Lines of data:
================================

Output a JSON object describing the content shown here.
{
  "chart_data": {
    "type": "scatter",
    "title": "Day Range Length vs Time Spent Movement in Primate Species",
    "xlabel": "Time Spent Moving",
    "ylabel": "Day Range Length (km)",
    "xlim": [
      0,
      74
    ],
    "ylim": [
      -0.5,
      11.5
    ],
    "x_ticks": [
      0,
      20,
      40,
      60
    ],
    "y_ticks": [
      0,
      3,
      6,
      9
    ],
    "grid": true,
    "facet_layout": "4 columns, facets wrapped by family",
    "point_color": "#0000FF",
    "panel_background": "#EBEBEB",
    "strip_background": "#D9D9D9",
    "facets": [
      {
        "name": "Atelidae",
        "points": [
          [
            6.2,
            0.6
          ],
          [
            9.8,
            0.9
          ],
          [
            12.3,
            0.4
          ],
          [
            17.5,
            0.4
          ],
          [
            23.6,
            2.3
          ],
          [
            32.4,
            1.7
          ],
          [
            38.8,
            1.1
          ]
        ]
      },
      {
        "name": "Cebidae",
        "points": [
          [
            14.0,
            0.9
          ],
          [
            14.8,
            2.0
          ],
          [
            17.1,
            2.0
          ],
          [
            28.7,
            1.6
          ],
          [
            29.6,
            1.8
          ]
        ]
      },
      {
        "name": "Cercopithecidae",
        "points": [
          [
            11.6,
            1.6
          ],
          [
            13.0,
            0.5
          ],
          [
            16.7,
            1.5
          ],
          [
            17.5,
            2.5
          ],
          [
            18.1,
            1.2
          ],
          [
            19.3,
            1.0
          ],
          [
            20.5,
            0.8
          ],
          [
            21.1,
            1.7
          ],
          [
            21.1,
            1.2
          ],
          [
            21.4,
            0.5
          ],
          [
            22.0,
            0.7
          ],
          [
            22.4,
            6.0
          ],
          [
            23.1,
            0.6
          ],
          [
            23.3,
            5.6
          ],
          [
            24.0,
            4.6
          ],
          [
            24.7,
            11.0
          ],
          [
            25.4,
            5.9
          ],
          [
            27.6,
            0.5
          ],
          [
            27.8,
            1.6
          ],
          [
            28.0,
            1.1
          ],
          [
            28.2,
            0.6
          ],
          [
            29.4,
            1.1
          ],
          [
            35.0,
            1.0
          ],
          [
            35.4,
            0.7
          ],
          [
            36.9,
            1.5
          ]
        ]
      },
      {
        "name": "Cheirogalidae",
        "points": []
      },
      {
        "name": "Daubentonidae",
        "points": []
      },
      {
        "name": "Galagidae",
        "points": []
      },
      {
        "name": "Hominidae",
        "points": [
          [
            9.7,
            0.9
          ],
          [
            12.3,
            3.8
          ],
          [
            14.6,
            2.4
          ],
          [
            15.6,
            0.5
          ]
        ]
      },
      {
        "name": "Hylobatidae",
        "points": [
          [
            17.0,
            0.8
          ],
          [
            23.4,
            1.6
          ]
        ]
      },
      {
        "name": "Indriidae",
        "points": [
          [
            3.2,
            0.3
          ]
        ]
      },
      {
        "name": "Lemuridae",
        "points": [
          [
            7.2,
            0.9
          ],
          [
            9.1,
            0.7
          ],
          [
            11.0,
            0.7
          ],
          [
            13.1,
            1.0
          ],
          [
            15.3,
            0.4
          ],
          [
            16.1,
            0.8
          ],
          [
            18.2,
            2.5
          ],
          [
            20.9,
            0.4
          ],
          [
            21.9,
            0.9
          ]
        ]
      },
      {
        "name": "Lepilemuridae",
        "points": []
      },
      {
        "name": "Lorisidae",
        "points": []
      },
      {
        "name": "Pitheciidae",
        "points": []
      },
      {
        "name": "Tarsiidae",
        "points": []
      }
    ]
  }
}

================================

TASK TO COMPLETE: Each entry above is to be quoted exactly.

TASK RESPONSE:
Output a JSON object describing the content shown here.
{
  "chart_data": {
    "type": "scatter",
    "title": "Day Range Length vs Time Spent Movement in Primate Species",
    "xlabel": "Time Spent Moving",
    "ylabel": "Day Range Length (km)",
    "xlim": [
      0,
      74
    ],
    "ylim": [
      -0.5,
      11.5
    ],
    "x_ticks": [
      0,
      20,
      40,
      60
    ],
    "y_ticks": [
      0,
      3,
      6,
      9
    ],
    "grid": true,
    "facet_layout": "4 columns, facets wrapped by family",
    "point_color": "#0000FF",
    "panel_background": "#EBEBEB",
    "strip_background": "#D9D9D9",
    "facets": [
      {
        "name": "Atelidae",
        "points": [
          [
            6.2,
            0.6
          ],
          [
            9.8,
            0.9
          ],
          [
            12.3,
            0.4
          ],
          [
            17.5,
            0.4
          ],
          [
            23.6,
            2.3
          ],
          [
            32.4,
            1.7
          ],
          [
            38.8,
            1.1
          ]
        ]
      },
      {
        "name": "Cebidae",
        "points": [
          [
            14.0,
            0.9
          ],
          [
            14.8,
            2.0
          ],
          [
            17.1,
            2.0
          ],
          [
            28.7,
            1.6
          ],
          [
            29.6,
            1.8
          ]
        ]
      },
      {
        "name": "Cercopithecidae",
        "points": [
          [
            11.6,
            1.6
          ],
          [
            13.0,
            0.5
          ],
          [
            16.7,
            1.5
          ],
          [
            17.5,
            2.5
          ],
          [
            18.1,
            1.2
          ],
          [
            19.3,
            1.0
          ],
          [
            20.5,
            0.8
          ],
          [
            21.1,
            1.7
          ],
          [
            21.1,
            1.2
          ],
          [
            21.4,
            0.5
          ],
          [
            22.0,
            0.7
          ],
          [
            22.4,
            6.0
          ],
          [
            23.1,
            0.6
          ],
          [
            23.3,
            5.6
          ],
          [
            24.0,
            4.6
          ],
          [
            24.7,
            11.0
          ],
          [
            25.4,
            5.9
          ],
          [
            27.6,
            0.5
          ],
          [
            27.8,
            1.6
          ],
          [
            28.0,
            1.1
          ],
          [
            28.2,
            0.6
          ],
          [
            29.4,
            1.1
          ],
          [
            35.0,
            1.0
          ],
          [
            35.4,
            0.7
          ],
          [
            36.9,
            1.5
          ]
        ]
      },
      {
        "name": "Cheirogalidae",
        "points": []
      },
      {
        "name": "Daubentonidae",
        "points": []
      },
      {
        "name": "Galagidae",
        "points": []
      },
      {
        "name": "Hominidae",
        "points": [
          [
            9.7,
            0.9
          ],
          [
            12.3,
            3.8
          ],
          [
            14.6,
            2.4
          ],
          [
            15.6,
            0.5
          ]
        ]
      },
      {
        "name": "Hylobatidae",
        "points": [
          [
            17.0,
            0.8
          ],
          [
            23.4,
            1.6
          ]
        ]
      },
      {
        "name": "Indriidae",
        "points": [
          [
            3.2,
            0.3
          ]
        ]
      },
      {
        "name": "Lemuridae",
        "points": [
          [
            7.2,
            0.9
          ],
          [
            9.1,
            0.7
          ],
          [
            11.0,
            0.7
          ],
          [
            13.1,
            1.0
          ],
          [
            15.3,
            0.4
          ],
          [
            16.1,
            0.8
          ],
          [
            18.2,
            2.5
          ],
          [
            20.9,
            0.4
          ],
          [
            21.9,
            0.9
          ]
        ]
      },
      {
        "name": "Lepilemuridae",
        "points": []
      },
      {
        "name": "Lorisidae",
        "points": []
      },
      {
        "name": "Pitheciidae",
        "points": []
      },
      {
        "name": "Tarsiidae",
        "points": []
      }
    ]
  }
}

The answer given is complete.